### [EXERCISE]
Emit the entire listing verbatim.

========

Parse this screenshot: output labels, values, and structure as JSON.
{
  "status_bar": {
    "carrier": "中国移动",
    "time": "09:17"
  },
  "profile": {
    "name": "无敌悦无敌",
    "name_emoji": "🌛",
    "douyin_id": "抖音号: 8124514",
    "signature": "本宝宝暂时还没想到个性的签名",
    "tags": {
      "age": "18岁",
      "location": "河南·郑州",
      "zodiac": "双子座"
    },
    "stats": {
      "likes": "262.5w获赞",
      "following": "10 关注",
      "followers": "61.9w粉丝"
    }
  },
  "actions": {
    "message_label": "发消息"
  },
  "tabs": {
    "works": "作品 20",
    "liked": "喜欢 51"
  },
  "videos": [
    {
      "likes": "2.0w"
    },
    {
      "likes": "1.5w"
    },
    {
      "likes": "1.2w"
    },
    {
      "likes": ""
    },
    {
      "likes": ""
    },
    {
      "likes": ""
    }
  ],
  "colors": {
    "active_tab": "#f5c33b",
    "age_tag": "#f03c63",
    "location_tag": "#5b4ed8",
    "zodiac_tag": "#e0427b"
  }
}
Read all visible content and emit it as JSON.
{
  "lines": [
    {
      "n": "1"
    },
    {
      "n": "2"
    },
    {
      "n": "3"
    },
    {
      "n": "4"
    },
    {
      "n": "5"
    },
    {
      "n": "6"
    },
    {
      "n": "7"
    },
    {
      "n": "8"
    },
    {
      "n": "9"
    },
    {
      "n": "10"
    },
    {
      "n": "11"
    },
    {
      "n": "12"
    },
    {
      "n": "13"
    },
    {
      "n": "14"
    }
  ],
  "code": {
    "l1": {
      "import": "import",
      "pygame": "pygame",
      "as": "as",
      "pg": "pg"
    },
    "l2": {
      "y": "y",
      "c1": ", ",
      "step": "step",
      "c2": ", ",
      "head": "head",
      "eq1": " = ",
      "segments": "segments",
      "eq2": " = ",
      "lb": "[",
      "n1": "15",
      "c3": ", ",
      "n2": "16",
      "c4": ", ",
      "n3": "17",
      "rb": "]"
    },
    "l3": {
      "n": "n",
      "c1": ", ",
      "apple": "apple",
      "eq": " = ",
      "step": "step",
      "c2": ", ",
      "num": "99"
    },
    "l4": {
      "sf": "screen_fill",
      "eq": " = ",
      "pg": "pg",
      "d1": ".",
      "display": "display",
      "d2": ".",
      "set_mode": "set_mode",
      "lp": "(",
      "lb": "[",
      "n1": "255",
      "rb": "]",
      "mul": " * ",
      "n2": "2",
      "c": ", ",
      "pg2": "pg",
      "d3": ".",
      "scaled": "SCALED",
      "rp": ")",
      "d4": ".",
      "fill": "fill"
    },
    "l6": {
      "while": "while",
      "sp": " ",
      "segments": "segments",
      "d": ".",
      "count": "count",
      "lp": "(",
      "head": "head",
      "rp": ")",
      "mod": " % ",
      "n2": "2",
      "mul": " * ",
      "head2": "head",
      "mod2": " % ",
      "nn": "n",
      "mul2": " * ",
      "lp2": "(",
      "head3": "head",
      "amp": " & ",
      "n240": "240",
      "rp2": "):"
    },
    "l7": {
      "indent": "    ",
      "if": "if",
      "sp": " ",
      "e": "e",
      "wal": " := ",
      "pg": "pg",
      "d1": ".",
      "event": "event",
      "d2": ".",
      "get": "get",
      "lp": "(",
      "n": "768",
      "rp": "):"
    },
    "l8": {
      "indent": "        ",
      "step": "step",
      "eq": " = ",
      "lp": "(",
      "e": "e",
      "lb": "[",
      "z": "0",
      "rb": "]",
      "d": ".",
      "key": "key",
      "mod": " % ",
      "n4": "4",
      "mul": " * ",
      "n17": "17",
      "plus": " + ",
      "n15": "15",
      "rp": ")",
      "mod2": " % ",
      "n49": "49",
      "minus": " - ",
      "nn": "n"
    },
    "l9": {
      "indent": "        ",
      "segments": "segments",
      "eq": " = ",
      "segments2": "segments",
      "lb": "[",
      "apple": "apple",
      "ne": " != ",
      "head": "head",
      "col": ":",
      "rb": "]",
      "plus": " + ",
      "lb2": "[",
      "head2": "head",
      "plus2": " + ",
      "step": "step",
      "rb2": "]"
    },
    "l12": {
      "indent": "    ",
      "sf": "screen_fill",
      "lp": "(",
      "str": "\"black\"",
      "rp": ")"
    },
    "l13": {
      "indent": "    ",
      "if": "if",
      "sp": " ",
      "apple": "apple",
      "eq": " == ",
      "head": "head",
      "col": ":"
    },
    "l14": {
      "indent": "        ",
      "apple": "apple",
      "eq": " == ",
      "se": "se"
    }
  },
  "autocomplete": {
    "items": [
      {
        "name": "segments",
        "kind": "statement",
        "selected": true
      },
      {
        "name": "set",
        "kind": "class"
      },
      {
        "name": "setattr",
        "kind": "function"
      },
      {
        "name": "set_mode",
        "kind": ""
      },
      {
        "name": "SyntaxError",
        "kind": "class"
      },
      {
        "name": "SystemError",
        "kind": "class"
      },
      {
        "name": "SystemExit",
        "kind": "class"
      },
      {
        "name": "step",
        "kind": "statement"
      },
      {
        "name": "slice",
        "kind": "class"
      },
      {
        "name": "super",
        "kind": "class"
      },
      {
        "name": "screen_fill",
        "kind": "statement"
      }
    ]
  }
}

========

### [RESULT FOR THIS TASK]
Parse this screenshot: output labels, values, and structure as JSON.
{
  "status_bar": {
    "carrier": "中国移动",
    "time": "09:17"
  },
  "profile": {
    "name": "无敌悦无敌",
    "name_emoji": "🌛",
    "douyin_id": "抖音号: 8124514",
    "signature": "本宝宝暂时还没想到个性的签名",
    "tags": {
      "age": "18岁",
      "location": "河南·郑州",
      "zodiac": "双子座"
    },
    "stats": {
      "likes": "262.5w获赞",
      "following": "10 关注",
      "followers": "61.9w粉丝"
    }
  },
  "actions": {
    "message_label": "发消息"
  },
  "tabs": {
    "works": "作品 20",
    "liked": "喜欢 51"
  },
  "videos": [
    {
      "likes": "2.0w"
    },
    {
      "likes": "1.5w"
    },
    {
      "likes": "1.2w"
    },
    {
      "likes": ""
    },
    {
      "likes": ""
    },
    {
      "likes": ""
    }
  ],
  "colors": {
    "active_tab": "#f5c33b",
    "age_tag": "#f03c63",
    "location_tag": "#5b4ed8",
    "zodiac_tag": "#e0427b"
  }
}
Read all visible content and emit it as JSON.
{
  "lines": [
    {
      "n": "1"
    },
    {
      "n": "2"
    },
    {
      "n": "3"
    },
    {
      "n": "4"
    },
    {
      "n": "5"
    },
    {
      "n": "6"
    },
    {
      "n": "7"
    },
    {
      "n": "8"
    },
    {
      "n": "9"
    },
    {
      "n": "10"
    },
    {
      "n": "11"
    },
    {
      "n": "12"
    },
    {
      "n": "13"
    },
    {
      "n": "14"
    }
  ],
  "code": {
    "l1": {
      "import": "import",
      "pygame": "pygame",
      "as": "as",
      "pg": "pg"
    },
    "l2": {
      "y": "y",
      "c1": ", ",
      "step": "step",
      "c2": ", ",
      "head": "head",
      "eq1": " = ",
      "segments": "segments",
      "eq2": " = ",
      "lb": "[",
      "n1": "15",
      "c3": ", ",
      "n2": "16",
      "c4": ", ",
      "n3": "17",
      "rb": "]"
    },
    "l3": {
      "n": "n",
      "c1": ", ",
      "apple": "apple",
      "eq": " = ",
      "step": "step",
      "c2": ", ",
      "num": "99"
    },
    "l4": {
      "sf": "screen_fill",
      "eq": " = ",
      "pg": "pg",
      "d1": ".",
      "display": "display",
      "d2": ".",
      "set_mode": "set_mode",
      "lp": "(",
      "lb": "[",
      "n1": "255",
      "rb": "]",
      "mul": " * ",
      "n2": "2",
      "c": ", ",
      "pg2": "pg",
      "d3": ".",
      "scaled": "SCALED",
      "rp": ")",
      "d4": ".",
      "fill": "fill"
    },
    "l6": {
      "while": "while",
      "sp": " ",
      "segments": "segments",
      "d": ".",
      "count": "count",
      "lp": "(",
      "head": "head",
      "rp": ")",
      "mod": " % ",
      "n2": "2",
      "mul": " * ",
      "head2": "head",
      "mod2": " % ",
      "nn": "n",
      "mul2": " * ",
      "lp2": "(",
      "head3": "head",
      "amp": " & ",
      "n240": "240",
      "rp2": "):"
    },
    "l7": {
      "indent": "    ",
      "if": "if",
      "sp": " ",
      "e": "e",
      "wal": " := ",
      "pg": "pg",
      "d1": ".",
      "event": "event",
      "d2": ".",
      "get": "get",
      "lp": "(",
      "n": "768",
      "rp": "):"
    },
    "l8": {
      "indent": "        ",
      "step": "step",
      "eq": " = ",
      "lp": "(",
      "e": "e",
      "lb": "[",
      "z": "0",
      "rb": "]",
      "d": ".",
      "key": "key",
      "mod": " % ",
      "n4": "4",
      "mul": " * ",
      "n17": "17",
      "plus": " + ",
      "n15": "15",
      "rp": ")",
      "mod2": " % ",
      "n49": "49",
      "minus": " - ",
      "nn": "n"
    },
    "l9": {
      "indent": "        ",
      "segments": "segments",
      "eq": " = ",
      "segments2": "segments",
      "lb": "[",
      "apple": "apple",
      "ne": " != ",
      "head": "head",
      "col": ":",
      "rb": "]",
      "plus": " + ",
      "lb2": "[",
      "head2": "head",
      "plus2": " + ",
      "step": "step",
      "rb2": "]"
    },
    "l12": {
      "indent": "    ",
      "sf": "screen_fill",
      "lp": "(",
      "str": "\"black\"",
      "rp": ")"
    },
    "l13": {
      "indent": "    ",
      "if": "if",
      "sp": " ",
      "apple": "apple",
      "eq": " == ",
      "head": "head",
      "col": ":"
    },
    "l14": {
      "indent": "        ",
      "apple": "apple",
      "eq": " == ",
      "se": "se"
    }
  },
  "autocomplete": {
    "items": [
      {
        "name": "segments",
        "kind": "statement",
        "selected": true
      },
      {
        "name": "set",
        "kind": "class"
      },
      {
        "name": "setattr",
        "kind": "function"
      },
      {
        "name": "set_mode",
        "kind": ""
      },
      {
        "name": "SyntaxError",
        "kind": "class"
      },
      {
        "name": "SystemError",
        "kind": "class"
      },
      {
        "name": "SystemExit",
        "kind": "class"
      },
      {
        "name": "step",
        "kind": "statement"
      },
      {
        "name": "slice",
        "kind": "class"
      },
      {
        "name": "super",
        "kind": "class"
      },
      {
        "name": "screen_fill",
        "kind": "statement"
      }
    ]
  }
}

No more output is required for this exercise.